▶ **GOAL**
All lines featuring the string "screenshot" are to be listed.
--- begin THE INPUT ---
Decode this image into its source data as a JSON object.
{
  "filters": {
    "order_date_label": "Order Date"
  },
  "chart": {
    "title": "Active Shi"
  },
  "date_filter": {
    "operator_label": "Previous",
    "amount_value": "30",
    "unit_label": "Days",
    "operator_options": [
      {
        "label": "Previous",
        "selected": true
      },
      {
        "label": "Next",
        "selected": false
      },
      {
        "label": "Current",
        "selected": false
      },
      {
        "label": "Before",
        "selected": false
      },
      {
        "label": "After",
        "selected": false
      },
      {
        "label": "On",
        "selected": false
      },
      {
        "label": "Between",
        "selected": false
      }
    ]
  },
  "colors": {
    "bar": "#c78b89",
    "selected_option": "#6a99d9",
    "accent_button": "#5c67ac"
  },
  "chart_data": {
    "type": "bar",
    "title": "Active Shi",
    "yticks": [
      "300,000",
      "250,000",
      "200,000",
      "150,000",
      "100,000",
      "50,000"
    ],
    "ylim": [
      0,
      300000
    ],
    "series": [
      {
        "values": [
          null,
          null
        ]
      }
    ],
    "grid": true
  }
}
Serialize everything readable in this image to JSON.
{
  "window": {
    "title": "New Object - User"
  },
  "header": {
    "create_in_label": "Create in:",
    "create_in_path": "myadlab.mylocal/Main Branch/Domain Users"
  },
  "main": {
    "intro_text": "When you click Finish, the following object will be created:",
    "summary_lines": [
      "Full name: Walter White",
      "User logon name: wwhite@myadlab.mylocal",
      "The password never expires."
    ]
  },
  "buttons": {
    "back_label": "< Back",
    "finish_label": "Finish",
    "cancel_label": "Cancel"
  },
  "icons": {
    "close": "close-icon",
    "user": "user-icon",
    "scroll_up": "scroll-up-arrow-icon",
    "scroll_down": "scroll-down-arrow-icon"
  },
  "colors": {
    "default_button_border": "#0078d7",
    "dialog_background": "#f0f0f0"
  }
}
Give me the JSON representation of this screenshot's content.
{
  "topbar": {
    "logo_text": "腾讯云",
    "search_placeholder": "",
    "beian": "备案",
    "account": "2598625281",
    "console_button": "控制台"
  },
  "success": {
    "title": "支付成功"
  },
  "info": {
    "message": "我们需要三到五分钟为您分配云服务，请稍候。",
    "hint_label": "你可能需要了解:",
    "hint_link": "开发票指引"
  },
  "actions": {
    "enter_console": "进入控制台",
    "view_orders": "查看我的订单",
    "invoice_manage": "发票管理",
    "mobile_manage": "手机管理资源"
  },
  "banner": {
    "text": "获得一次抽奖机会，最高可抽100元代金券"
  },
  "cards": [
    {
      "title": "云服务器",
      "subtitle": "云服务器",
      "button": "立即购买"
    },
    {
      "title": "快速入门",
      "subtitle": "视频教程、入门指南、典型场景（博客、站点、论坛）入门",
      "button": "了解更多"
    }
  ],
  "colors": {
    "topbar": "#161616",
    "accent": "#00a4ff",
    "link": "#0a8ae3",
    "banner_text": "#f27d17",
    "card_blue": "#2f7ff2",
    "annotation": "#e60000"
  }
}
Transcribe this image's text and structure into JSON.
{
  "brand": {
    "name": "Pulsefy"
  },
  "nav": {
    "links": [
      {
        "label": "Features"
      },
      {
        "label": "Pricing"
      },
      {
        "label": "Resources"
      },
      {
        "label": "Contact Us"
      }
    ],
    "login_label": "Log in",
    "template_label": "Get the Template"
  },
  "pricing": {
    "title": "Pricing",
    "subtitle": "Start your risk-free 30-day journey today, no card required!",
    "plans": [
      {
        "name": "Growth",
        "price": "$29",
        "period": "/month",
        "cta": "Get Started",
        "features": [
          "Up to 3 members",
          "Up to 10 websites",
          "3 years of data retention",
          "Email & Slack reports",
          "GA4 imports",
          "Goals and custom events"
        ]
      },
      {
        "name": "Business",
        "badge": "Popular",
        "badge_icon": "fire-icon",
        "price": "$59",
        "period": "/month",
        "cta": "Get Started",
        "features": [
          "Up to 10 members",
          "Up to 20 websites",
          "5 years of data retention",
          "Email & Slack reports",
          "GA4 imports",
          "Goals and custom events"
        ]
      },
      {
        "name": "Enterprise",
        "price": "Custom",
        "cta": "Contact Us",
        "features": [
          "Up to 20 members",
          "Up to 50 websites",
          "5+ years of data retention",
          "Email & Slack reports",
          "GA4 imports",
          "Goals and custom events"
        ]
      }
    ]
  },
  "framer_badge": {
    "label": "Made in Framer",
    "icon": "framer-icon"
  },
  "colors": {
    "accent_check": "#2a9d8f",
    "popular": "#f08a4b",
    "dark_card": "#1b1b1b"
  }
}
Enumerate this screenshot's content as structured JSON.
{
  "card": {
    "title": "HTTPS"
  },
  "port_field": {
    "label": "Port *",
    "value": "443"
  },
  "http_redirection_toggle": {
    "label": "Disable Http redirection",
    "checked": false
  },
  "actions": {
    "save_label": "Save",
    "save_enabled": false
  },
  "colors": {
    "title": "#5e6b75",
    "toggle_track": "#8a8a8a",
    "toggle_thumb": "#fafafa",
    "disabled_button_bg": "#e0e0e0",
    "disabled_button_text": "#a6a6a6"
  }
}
--- end THE INPUT ---
▶ **SOLUTION FOR THIS TASK**
Give me the JSON representation of this screenshot's content.
Enumerate this screenshot's content as structured JSON.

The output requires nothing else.